# Start of Extracted data

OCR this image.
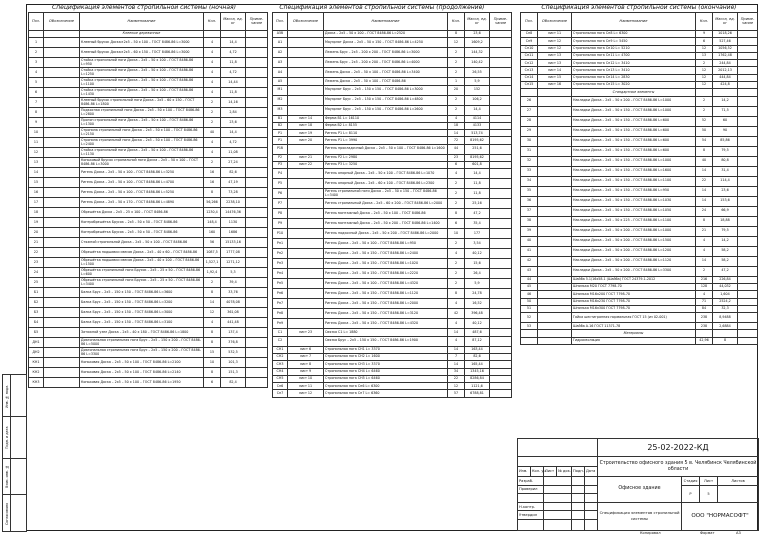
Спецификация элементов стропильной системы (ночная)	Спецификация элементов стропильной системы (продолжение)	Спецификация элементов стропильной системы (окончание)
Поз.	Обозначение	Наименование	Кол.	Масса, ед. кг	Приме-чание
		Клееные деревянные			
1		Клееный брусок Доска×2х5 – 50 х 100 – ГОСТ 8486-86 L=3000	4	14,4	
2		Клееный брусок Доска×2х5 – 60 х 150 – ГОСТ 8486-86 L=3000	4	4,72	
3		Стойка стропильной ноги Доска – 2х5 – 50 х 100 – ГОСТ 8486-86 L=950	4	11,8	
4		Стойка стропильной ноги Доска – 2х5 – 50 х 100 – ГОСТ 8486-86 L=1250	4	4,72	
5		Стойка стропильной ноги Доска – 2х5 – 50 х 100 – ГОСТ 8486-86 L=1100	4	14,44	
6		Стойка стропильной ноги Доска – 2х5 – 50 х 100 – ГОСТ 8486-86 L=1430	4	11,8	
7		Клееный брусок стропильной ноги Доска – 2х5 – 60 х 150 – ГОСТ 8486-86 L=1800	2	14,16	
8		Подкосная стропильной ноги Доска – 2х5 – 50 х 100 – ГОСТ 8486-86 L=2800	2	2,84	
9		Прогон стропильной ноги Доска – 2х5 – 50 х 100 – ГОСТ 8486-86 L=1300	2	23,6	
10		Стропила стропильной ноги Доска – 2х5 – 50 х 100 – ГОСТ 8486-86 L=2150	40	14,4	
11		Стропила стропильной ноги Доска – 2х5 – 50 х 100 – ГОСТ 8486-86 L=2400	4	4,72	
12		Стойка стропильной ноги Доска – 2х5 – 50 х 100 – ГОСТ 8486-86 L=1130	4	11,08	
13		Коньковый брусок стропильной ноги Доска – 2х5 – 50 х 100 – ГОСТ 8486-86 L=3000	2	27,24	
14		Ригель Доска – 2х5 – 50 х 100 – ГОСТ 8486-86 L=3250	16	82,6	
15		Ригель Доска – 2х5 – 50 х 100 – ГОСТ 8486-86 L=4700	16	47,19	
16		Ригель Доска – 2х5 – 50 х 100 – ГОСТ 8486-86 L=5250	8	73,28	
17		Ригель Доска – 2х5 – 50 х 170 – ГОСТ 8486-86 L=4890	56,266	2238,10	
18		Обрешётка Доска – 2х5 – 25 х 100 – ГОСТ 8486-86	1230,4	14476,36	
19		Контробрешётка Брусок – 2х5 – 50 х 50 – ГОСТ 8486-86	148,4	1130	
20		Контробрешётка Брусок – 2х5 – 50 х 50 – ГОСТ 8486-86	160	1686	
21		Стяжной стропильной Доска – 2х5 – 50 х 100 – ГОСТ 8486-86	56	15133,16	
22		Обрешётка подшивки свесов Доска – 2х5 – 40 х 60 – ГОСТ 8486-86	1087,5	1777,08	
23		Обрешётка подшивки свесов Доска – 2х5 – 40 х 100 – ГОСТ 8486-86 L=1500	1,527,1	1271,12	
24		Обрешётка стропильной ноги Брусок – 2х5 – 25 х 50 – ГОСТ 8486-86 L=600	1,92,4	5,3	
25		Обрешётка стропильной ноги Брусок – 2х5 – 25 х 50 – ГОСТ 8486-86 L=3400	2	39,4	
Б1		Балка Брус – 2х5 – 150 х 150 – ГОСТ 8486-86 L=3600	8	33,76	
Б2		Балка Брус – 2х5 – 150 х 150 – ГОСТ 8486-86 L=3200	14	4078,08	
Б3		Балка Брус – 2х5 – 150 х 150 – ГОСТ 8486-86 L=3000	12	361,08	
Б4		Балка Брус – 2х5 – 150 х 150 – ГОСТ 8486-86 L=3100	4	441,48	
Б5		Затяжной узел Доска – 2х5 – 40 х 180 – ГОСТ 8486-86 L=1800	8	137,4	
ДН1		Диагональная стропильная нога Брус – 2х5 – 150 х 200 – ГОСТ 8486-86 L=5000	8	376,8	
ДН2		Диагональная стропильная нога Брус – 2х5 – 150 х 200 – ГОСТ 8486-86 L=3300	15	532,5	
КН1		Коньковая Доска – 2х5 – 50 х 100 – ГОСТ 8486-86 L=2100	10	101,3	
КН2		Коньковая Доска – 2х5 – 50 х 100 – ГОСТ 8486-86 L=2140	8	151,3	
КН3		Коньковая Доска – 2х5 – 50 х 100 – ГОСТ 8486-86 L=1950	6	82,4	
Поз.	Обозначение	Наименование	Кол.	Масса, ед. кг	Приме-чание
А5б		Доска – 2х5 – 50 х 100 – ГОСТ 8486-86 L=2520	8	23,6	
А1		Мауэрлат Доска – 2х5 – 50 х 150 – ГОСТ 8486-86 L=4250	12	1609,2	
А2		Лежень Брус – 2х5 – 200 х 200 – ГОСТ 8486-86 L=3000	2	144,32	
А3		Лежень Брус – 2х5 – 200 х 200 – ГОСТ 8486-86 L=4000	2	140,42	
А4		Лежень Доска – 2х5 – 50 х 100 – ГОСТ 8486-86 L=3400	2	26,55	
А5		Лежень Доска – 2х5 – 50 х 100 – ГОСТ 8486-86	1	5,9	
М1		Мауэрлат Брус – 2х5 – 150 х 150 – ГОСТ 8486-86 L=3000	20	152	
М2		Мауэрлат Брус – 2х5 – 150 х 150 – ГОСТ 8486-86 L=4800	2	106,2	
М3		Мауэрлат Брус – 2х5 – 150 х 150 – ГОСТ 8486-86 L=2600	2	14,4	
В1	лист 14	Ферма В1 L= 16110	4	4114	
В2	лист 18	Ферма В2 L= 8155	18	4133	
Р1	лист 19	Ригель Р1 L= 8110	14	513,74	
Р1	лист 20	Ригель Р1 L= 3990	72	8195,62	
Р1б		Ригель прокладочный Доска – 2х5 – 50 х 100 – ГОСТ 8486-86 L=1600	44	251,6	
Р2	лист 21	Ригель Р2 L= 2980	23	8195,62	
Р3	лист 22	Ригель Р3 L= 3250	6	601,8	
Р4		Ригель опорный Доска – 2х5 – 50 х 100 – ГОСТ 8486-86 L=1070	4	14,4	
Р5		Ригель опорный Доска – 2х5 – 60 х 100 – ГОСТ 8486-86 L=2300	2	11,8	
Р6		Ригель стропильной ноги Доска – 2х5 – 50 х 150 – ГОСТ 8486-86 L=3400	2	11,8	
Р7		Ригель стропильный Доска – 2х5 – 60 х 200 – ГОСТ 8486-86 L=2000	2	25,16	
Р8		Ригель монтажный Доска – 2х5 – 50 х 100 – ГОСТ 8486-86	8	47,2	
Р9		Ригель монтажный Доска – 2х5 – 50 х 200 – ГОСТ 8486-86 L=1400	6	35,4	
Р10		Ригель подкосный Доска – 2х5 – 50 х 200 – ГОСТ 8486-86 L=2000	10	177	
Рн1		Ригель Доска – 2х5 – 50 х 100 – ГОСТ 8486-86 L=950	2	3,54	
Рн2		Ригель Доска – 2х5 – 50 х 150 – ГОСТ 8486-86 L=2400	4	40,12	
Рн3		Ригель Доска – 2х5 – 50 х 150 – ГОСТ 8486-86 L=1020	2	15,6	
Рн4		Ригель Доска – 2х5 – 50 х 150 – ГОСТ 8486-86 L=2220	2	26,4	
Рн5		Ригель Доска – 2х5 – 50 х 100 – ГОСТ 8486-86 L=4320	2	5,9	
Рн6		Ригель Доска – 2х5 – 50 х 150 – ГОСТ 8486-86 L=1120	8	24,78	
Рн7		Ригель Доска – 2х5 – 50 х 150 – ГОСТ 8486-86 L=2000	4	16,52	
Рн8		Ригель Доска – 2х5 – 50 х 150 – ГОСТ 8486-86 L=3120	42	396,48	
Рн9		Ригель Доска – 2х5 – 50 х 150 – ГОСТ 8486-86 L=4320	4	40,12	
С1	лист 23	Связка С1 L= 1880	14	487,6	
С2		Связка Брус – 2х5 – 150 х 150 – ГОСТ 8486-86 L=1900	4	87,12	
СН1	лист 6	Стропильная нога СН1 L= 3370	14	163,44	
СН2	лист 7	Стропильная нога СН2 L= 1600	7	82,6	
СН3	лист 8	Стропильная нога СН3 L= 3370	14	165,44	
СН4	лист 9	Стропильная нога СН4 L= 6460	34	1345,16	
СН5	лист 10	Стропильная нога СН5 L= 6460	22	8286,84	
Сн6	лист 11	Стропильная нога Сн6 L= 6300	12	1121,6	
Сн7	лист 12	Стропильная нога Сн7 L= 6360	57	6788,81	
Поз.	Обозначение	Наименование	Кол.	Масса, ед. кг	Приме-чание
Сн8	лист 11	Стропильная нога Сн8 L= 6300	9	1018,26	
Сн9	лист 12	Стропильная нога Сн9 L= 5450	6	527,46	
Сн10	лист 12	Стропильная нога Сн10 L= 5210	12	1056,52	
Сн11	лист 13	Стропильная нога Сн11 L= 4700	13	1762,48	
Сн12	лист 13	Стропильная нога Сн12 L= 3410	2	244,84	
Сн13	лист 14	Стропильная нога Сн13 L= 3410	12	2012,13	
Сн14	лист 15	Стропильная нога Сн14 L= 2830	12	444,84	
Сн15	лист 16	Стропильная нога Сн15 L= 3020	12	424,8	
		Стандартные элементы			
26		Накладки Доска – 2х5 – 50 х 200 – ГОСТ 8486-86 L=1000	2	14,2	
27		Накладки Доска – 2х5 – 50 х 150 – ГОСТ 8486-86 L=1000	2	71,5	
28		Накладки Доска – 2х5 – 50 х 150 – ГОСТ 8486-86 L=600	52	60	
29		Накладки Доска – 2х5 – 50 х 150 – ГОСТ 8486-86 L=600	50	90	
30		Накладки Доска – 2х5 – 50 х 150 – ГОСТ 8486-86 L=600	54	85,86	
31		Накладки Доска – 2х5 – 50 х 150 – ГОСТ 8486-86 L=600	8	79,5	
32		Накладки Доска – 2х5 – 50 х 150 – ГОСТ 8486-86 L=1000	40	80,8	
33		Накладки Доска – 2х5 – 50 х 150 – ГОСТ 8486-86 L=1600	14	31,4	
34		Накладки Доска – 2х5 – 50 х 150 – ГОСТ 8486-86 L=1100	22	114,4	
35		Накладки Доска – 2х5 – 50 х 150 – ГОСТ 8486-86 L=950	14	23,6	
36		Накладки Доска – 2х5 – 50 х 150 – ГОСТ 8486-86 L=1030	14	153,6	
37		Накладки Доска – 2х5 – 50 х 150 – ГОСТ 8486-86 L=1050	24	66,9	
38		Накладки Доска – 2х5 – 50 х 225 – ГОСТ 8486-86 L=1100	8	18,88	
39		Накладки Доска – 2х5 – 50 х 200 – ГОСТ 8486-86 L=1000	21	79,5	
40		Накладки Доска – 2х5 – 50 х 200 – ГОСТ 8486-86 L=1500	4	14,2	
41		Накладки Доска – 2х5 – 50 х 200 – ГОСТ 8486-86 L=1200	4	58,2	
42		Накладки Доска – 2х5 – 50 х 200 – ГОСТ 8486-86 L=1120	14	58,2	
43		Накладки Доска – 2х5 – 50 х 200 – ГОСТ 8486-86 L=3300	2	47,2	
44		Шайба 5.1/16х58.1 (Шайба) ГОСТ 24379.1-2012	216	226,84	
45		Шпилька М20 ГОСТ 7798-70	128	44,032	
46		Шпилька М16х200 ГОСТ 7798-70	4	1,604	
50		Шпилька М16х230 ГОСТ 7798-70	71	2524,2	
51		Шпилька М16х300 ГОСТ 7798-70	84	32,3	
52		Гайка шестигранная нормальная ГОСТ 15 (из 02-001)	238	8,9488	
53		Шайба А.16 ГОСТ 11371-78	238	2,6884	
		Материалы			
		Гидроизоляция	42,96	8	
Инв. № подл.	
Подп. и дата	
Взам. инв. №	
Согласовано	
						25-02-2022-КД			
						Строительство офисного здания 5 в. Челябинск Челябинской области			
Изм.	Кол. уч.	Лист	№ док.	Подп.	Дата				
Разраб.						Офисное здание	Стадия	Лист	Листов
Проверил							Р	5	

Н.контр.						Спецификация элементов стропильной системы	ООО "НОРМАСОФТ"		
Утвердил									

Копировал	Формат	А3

# End of Extracted data
# Start of Extracted data

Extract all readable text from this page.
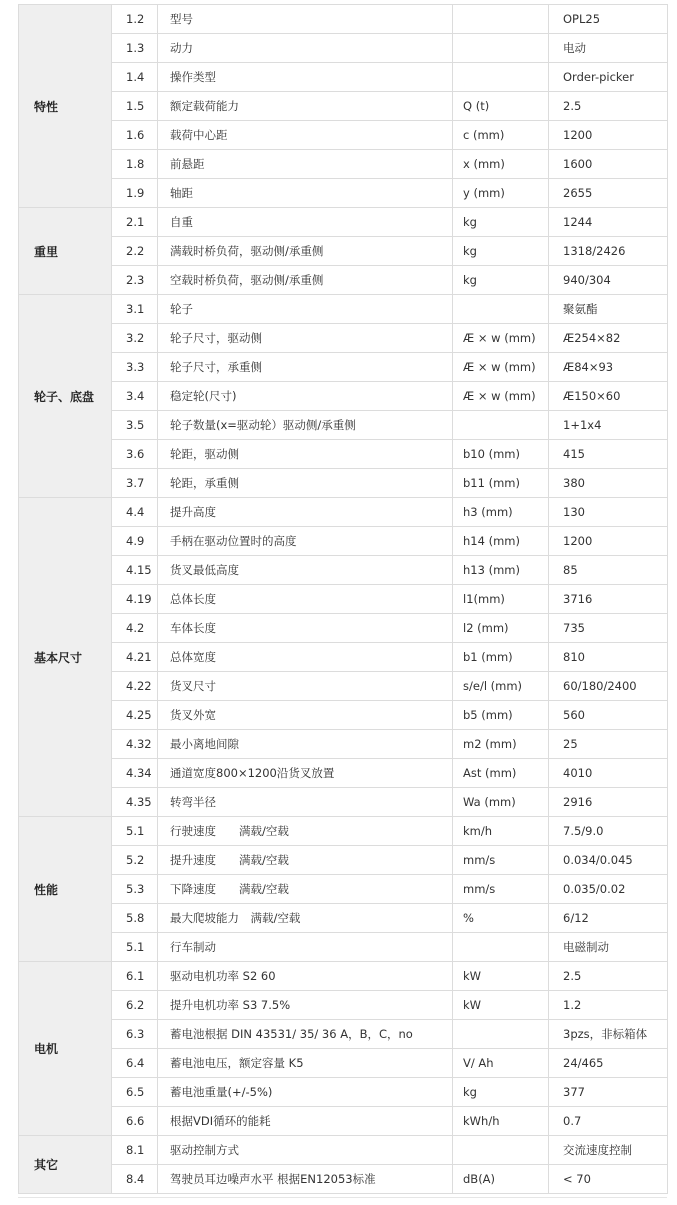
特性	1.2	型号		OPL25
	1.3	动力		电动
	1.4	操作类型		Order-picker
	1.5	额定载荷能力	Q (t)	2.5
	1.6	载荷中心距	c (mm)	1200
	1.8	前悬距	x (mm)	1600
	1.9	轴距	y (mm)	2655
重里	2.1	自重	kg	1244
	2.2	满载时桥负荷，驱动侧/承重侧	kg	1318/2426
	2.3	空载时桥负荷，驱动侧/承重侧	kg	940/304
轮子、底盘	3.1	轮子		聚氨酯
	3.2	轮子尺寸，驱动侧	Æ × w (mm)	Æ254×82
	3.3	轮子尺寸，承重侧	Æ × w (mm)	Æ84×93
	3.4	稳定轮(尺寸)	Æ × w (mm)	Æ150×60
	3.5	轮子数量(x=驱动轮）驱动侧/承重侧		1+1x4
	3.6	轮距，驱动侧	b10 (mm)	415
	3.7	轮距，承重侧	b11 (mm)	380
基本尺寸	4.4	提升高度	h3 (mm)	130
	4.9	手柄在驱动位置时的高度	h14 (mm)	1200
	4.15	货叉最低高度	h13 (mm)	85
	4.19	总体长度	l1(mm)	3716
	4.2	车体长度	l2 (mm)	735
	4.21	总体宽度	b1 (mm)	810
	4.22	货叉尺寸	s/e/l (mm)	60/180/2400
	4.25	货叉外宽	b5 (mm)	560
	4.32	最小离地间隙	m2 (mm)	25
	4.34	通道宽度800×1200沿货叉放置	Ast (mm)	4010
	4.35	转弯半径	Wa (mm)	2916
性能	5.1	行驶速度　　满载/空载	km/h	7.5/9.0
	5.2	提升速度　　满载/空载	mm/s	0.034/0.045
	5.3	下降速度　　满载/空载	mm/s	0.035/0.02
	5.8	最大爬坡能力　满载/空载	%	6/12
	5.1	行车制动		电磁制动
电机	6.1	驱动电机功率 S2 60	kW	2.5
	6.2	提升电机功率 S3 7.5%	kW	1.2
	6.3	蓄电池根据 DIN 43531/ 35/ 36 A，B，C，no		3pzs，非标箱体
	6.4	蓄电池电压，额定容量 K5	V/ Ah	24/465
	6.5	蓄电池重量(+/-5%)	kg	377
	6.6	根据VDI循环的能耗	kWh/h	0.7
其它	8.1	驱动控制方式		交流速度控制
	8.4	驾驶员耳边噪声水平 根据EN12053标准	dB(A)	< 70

# End of Extracted data
# Start of Extracted data

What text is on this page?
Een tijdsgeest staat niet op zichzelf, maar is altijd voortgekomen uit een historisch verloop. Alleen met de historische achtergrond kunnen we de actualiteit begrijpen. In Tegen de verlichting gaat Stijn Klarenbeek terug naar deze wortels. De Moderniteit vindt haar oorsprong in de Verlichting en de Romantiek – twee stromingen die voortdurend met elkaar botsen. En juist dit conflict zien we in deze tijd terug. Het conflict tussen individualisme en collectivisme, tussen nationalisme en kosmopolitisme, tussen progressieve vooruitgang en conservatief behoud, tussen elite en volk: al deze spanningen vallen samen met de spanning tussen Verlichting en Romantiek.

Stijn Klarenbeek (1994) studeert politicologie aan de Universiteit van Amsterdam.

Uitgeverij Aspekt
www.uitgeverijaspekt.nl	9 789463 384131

# End of Extracted data

Among the lines of the material, find those that hold the word "Ферма" and copy them.

В1	лист 14	Ферма В1 L= 16110	4	4114	
В2	лист 18	Ферма В2 L= 8155	18	4133	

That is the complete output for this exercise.